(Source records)
>> BEGIN
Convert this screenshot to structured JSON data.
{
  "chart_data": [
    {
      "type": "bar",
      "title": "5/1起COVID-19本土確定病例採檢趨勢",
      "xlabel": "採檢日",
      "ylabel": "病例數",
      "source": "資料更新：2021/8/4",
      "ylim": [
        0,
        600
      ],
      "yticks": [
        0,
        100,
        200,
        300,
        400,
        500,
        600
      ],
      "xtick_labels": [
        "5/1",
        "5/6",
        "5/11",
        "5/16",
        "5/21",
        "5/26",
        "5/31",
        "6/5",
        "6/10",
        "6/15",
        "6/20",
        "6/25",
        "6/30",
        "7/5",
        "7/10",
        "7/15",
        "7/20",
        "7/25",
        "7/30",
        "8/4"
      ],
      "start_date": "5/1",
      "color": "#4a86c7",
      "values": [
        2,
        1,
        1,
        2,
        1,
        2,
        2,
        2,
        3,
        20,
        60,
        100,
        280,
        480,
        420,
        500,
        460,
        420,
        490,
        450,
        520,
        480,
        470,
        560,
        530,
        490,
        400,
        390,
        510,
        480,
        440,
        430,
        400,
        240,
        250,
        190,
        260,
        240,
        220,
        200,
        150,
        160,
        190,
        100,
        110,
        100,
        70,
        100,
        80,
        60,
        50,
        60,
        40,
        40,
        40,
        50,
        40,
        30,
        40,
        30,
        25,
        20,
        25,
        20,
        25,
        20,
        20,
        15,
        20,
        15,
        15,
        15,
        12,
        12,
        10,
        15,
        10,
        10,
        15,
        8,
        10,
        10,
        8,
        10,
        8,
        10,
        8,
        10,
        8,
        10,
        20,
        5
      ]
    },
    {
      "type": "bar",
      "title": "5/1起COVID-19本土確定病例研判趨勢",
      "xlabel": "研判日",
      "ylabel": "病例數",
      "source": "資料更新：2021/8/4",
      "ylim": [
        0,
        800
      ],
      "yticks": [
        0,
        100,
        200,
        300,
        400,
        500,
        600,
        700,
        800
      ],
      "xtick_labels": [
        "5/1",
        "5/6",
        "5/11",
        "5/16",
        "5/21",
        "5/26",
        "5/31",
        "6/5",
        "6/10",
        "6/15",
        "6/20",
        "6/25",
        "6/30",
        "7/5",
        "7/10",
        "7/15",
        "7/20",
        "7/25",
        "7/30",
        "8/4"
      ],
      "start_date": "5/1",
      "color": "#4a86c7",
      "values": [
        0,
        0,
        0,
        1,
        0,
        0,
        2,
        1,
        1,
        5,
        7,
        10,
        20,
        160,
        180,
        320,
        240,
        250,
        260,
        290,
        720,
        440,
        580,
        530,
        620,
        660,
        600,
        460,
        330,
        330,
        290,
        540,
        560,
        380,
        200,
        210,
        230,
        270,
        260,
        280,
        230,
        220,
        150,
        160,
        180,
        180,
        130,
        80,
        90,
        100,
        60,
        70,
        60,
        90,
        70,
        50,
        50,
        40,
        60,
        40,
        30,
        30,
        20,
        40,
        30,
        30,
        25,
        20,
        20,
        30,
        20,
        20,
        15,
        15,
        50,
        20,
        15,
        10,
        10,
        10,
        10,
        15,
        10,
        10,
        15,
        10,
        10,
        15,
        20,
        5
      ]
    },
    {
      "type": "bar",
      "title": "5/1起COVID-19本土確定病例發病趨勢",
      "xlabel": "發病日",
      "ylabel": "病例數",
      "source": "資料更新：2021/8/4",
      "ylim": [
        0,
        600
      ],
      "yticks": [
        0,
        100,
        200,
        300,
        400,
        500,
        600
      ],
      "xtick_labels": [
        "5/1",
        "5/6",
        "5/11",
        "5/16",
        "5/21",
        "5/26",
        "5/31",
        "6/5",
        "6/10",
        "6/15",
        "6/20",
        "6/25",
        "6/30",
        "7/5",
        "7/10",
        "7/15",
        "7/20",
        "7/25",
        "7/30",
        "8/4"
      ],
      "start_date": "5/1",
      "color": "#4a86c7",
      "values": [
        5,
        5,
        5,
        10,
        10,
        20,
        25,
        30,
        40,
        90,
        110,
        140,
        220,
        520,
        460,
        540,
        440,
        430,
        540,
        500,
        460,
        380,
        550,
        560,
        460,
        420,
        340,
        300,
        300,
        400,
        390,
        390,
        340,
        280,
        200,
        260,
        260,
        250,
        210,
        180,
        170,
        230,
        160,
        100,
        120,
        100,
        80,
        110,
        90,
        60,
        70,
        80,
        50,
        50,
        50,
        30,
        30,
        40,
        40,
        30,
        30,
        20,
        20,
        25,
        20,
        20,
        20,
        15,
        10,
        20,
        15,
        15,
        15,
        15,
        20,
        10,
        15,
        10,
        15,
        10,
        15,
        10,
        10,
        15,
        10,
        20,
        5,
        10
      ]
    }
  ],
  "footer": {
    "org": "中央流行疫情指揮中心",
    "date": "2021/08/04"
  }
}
>> END
Reproduce all of the entries word for word.

Convert this screenshot to structured JSON data.
{
  "chart_data": [
    {
      "type": "bar",
      "title": "5/1起COVID-19本土確定病例採檢趨勢",
      "xlabel": "採檢日",
      "ylabel": "病例數",
      "source": "資料更新：2021/8/4",
      "ylim": [
        0,
        600
      ],
      "yticks": [
        0,
        100,
        200,
        300,
        400,
        500,
        600
      ],
      "xtick_labels": [
        "5/1",
        "5/6",
        "5/11",
        "5/16",
        "5/21",
        "5/26",
        "5/31",
        "6/5",
        "6/10",
        "6/15",
        "6/20",
        "6/25",
        "6/30",
        "7/5",
        "7/10",
        "7/15",
        "7/20",
        "7/25",
        "7/30",
        "8/4"
      ],
      "start_date": "5/1",
      "color": "#4a86c7",
      "values": [
        2,
        1,
        1,
        2,
        1,
        2,
        2,
        2,
        3,
        20,
        60,
        100,
        280,
        480,
        420,
        500,
        460,
        420,
        490,
        450,
        520,
        480,
        470,
        560,
        530,
        490,
        400,
        390,
        510,
        480,
        440,
        430,
        400,
        240,
        250,
        190,
        260,
        240,
        220,
        200,
        150,
        160,
        190,
        100,
        110,
        100,
        70,
        100,
        80,
        60,
        50,
        60,
        40,
        40,
        40,
        50,
        40,
        30,
        40,
        30,
        25,
        20,
        25,
        20,
        25,
        20,
        20,
        15,
        20,
        15,
        15,
        15,
        12,
        12,
        10,
        15,
        10,
        10,
        15,
        8,
        10,
        10,
        8,
        10,
        8,
        10,
        8,
        10,
        8,
        10,
        20,
        5
      ]
    },
    {
      "type": "bar",
      "title": "5/1起COVID-19本土確定病例研判趨勢",
      "xlabel": "研判日",
      "ylabel": "病例數",
      "source": "資料更新：2021/8/4",
      "ylim": [
        0,
        800
      ],
      "yticks": [
        0,
        100,
        200,
        300,
        400,
        500,
        600,
        700,
        800
      ],
      "xtick_labels": [
        "5/1",
        "5/6",
        "5/11",
        "5/16",
        "5/21",
        "5/26",
        "5/31",
        "6/5",
        "6/10",
        "6/15",
        "6/20",
        "6/25",
        "6/30",
        "7/5",
        "7/10",
        "7/15",
        "7/20",
        "7/25",
        "7/30",
        "8/4"
      ],
      "start_date": "5/1",
      "color": "#4a86c7",
      "values": [
        0,
        0,
        0,
        1,
        0,
        0,
        2,
        1,
        1,
        5,
        7,
        10,
        20,
        160,
        180,
        320,
        240,
        250,
        260,
        290,
        720,
        440,
        580,
        530,
        620,
        660,
        600,
        460,
        330,
        330,
        290,
        540,
        560,
        380,
        200,
        210,
        230,
        270,
        260,
        280,
        230,
        220,
        150,
        160,
        180,
        180,
        130,
        80,
        90,
        100,
        60,
        70,
        60,
        90,
        70,
        50,
        50,
        40,
        60,
        40,
        30,
        30,
        20,
        40,
        30,
        30,
        25,
        20,
        20,
        30,
        20,
        20,
        15,
        15,
        50,
        20,
        15,
        10,
        10,
        10,
        10,
        15,
        10,
        10,
        15,
        10,
        10,
        15,
        20,
        5
      ]
    },
    {
      "type": "bar",
      "title": "5/1起COVID-19本土確定病例發病趨勢",
      "xlabel": "發病日",
      "ylabel": "病例數",
      "source": "資料更新：2021/8/4",
      "ylim": [
        0,
        600
      ],
      "yticks": [
        0,
        100,
        200,
        300,
        400,
        500,
        600
      ],
      "xtick_labels": [
        "5/1",
        "5/6",
        "5/11",
        "5/16",
        "5/21",
        "5/26",
        "5/31",
        "6/5",
        "6/10",
        "6/15",
        "6/20",
        "6/25",
        "6/30",
        "7/5",
        "7/10",
        "7/15",
        "7/20",
        "7/25",
        "7/30",
        "8/4"
      ],
      "start_date": "5/1",
      "color": "#4a86c7",
      "values": [
        5,
        5,
        5,
        10,
        10,
        20,
        25,
        30,
        40,
        90,
        110,
        140,
        220,
        520,
        460,
        540,
        440,
        430,
        540,
        500,
        460,
        380,
        550,
        560,
        460,
        420,
        340,
        300,
        300,
        400,
        390,
        390,
        340,
        280,
        200,
        260,
        260,
        250,
        210,
        180,
        170,
        230,
        160,
        100,
        120,
        100,
        80,
        110,
        90,
        60,
        70,
        80,
        50,
        50,
        50,
        30,
        30,
        40,
        40,
        30,
        30,
        20,
        20,
        25,
        20,
        20,
        20,
        15,
        10,
        20,
        15,
        15,
        15,
        15,
        20,
        10,
        15,
        10,
        15,
        10,
        15,
        10,
        10,
        15,
        10,
        20,
        5,
        10
      ]
    }
  ],
  "footer": {
    "org": "中央流行疫情指揮中心",
    "date": "2021/08/04"
  }
}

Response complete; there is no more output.